"""

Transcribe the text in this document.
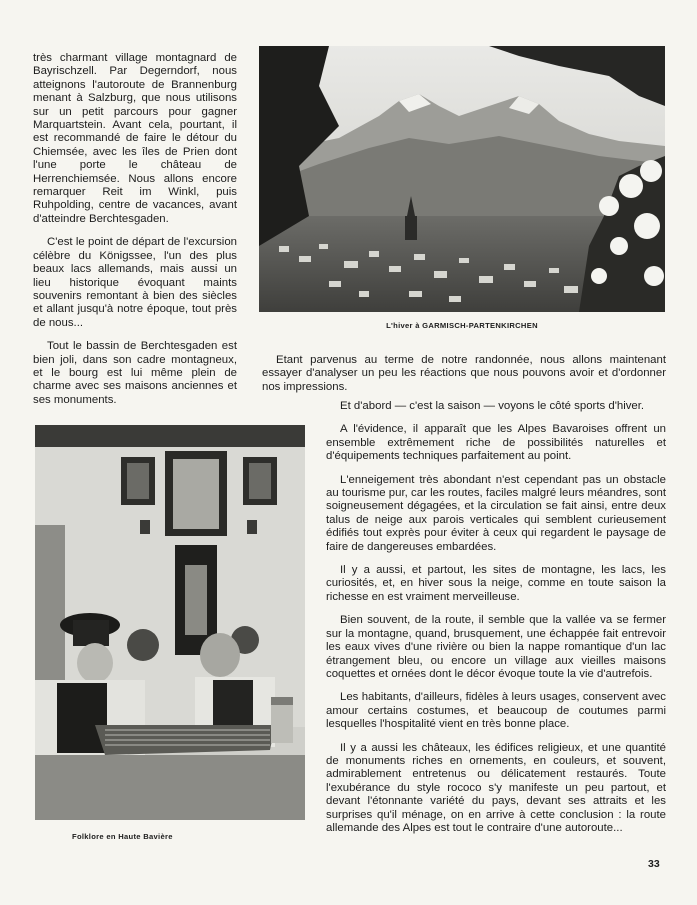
très charmant village montagnard de Bayrischzell. Par Degerndorf, nous atteignons l'autoroute de Brannenburg menant à Salzburg, que nous utilisons sur un petit parcours pour gagner Marquartstein. Avant cela, pourtant, il est recommandé de faire le détour du Chiemsée, avec les îles de Prien dont l'une porte le château de Herrenchiemsée. Nous allons encore remarquer Reit im Winkl, puis Ruhpolding, centre de vacances, avant d'atteindre Berchtesgaden.

C'est le point de départ de l'excursion célèbre du Königssee, l'un des plus beaux lacs allemands, mais aussi un lieu historique évoquant maints souvenirs remontant à bien des siècles et allant jusqu'à notre époque, tout près de nous...

Tout le bassin de Berchtesgaden est bien joli, dans son cadre montagneux, et le bourg est lui même plein de charme avec ses maisons anciennes et ses monuments.

L'hiver à GARMISCH-PARTENKIRCHEN

Etant parvenus au terme de notre randonnée, nous allons maintenant essayer d'analyser un peu les réactions que nous pouvons avoir et d'ordonner nos impressions.

Et d'abord — c'est la saison — voyons le côté sports d'hiver.

A l'évidence, il apparaît que les Alpes Bavaroises offrent un ensemble extrêmement riche de possibilités naturelles et d'équipements techniques parfaitement au point.

L'enneigement très abondant n'est cependant pas un obstacle au tourisme pur, car les routes, faciles malgré leurs méandres, sont soigneusement dégagées, et la circulation se fait ainsi, entre deux talus de neige aux parois verticales qui semblent curieusement édifiés tout exprès pour éviter à ceux qui regardent le paysage de faire de dangereuses embardées.

Il y a aussi, et partout, les sites de montagne, les lacs, les curiosités, et, en hiver sous la neige, comme en toute saison la richesse en est vraiment merveilleuse.

Bien souvent, de la route, il semble que la vallée va se fermer sur la montagne, quand, brusquement, une échappée fait entrevoir les eaux vives d'une rivière ou bien la nappe romantique d'un lac étrangement bleu, ou encore un village aux vieilles maisons coquettes et ornées dont le décor évoque toute la vie d'autrefois.

Les habitants, d'ailleurs, fidèles à leurs usages, conservent avec amour certains costumes, et beaucoup de coutumes parmi lesquelles l'hospitalité vient en très bonne place.

Il y a aussi les châteaux, les édifices religieux, et une quantité de monuments riches en ornements, en couleurs, et souvent, admirablement entretenus ou délicatement restaurés. Toute l'exubérance du style rococo s'y manifeste un peu partout, et devant l'étonnante variété du pays, devant ses attraits et les surprises qu'il ménage, on en arrive à cette conclusion : la route allemande des Alpes est tout le contraire d'une autoroute...

Folklore en Haute Bavière
33
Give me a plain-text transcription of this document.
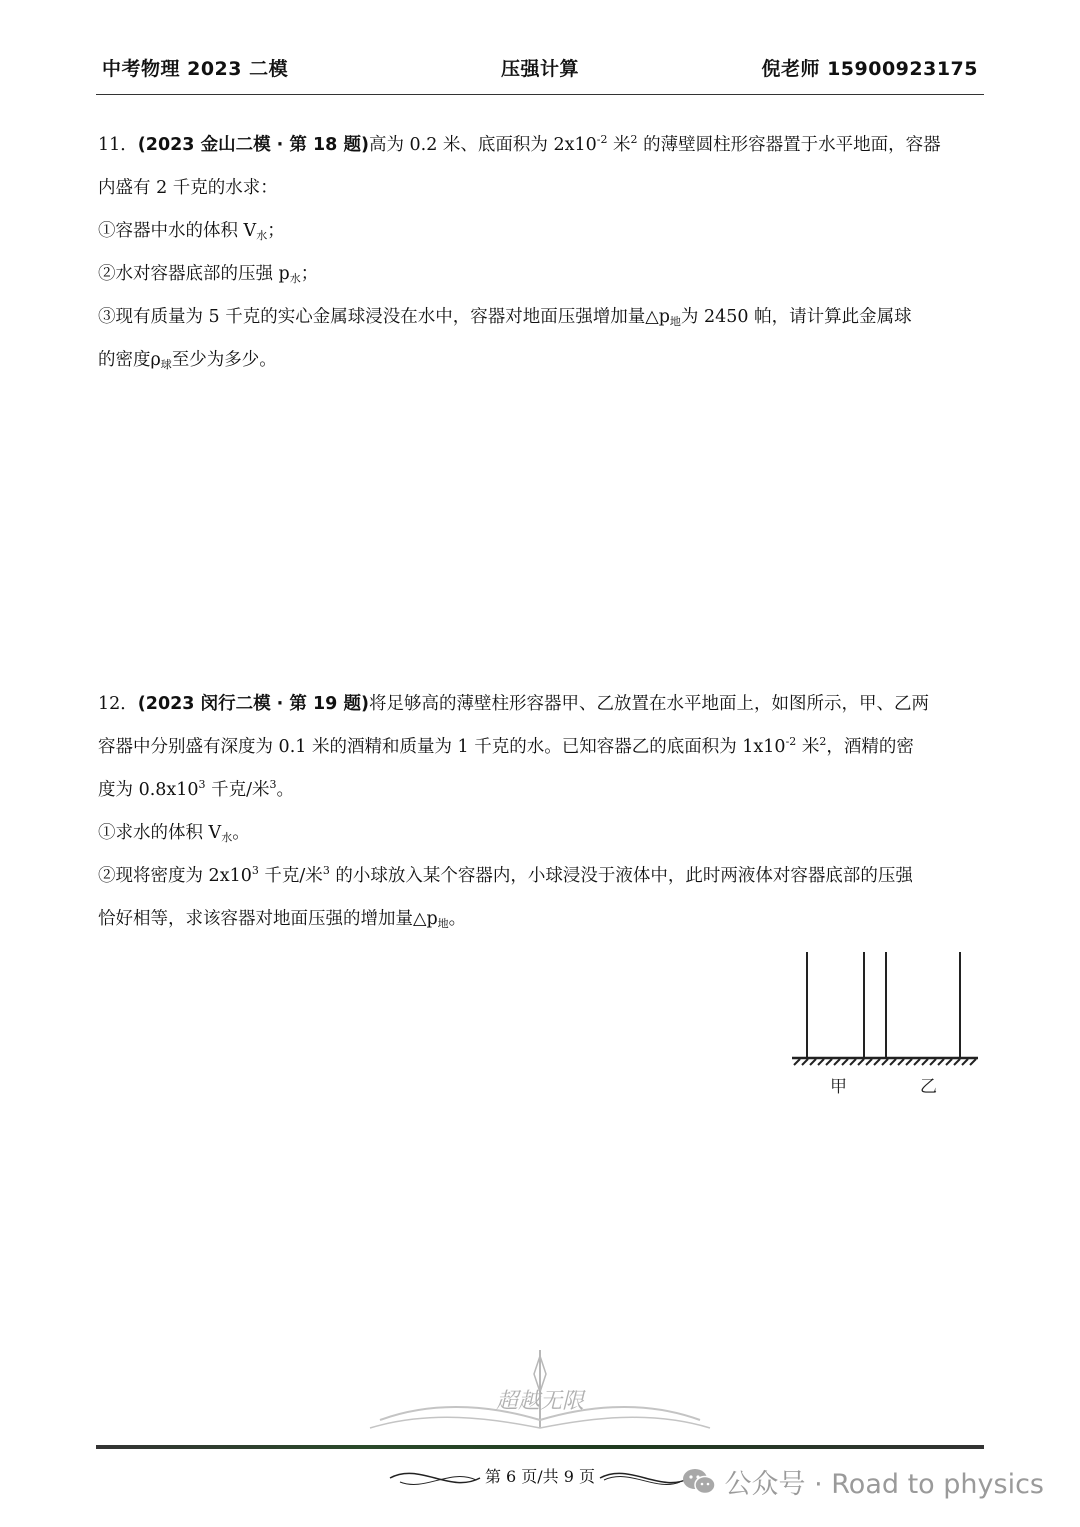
中考物理 2023 二模	压强计算	倪老师 15900923175

11．(2023 金山二模 · 第 18 题)高为 0.2 米、底面积为 $2x10^{-2}$ 米$^2$ 的薄壁圆柱形容器置于水平地面，容器

内盛有 2 千克的水求：

①容器中水的体积 $V_水$；

②水对容器底部的压强 $p_水$；

③现有质量为 5 千克的实心金属球浸没在水中，容器对地面压强增加量$\triangle p_地$为 2450 帕，请计算此金属球

的密度$\rho_球$至少为多少。

12．(2023 闵行二模 · 第 19 题)将足够高的薄壁柱形容器甲、乙放置在水平地面上，如图所示，甲、乙两

容器中分别盛有深度为 0.1 米的酒精和质量为 1 千克的水。已知容器乙的底面积为 $1x10^{-2}$ 米$^2$，酒精的密

度为 $0.8x10^3$ 千克/米$^3$。

①求水的体积 $V_水$。

②现将密度为 $2x10^3$ 千克/米$^3$ 的小球放入某个容器内，小球浸没于液体中，此时两液体对容器底部的压强

恰好相等，求该容器对地面压强的增加量$\triangle p_地$。

甲	乙
超越无限
第 6 页/共 9 页	公众号 · Road to physics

"""

The lines to collect are those holding the string "saison"; copy them all.

#### [The output]
Et d'abord — c'est la saison — voyons le côté sports d'hiver.
Il y a aussi, et partout, les sites de montagne, les lacs, les curiosités, et, en hiver sous la neige, comme en toute saison la richesse en est vraiment merveilleuse.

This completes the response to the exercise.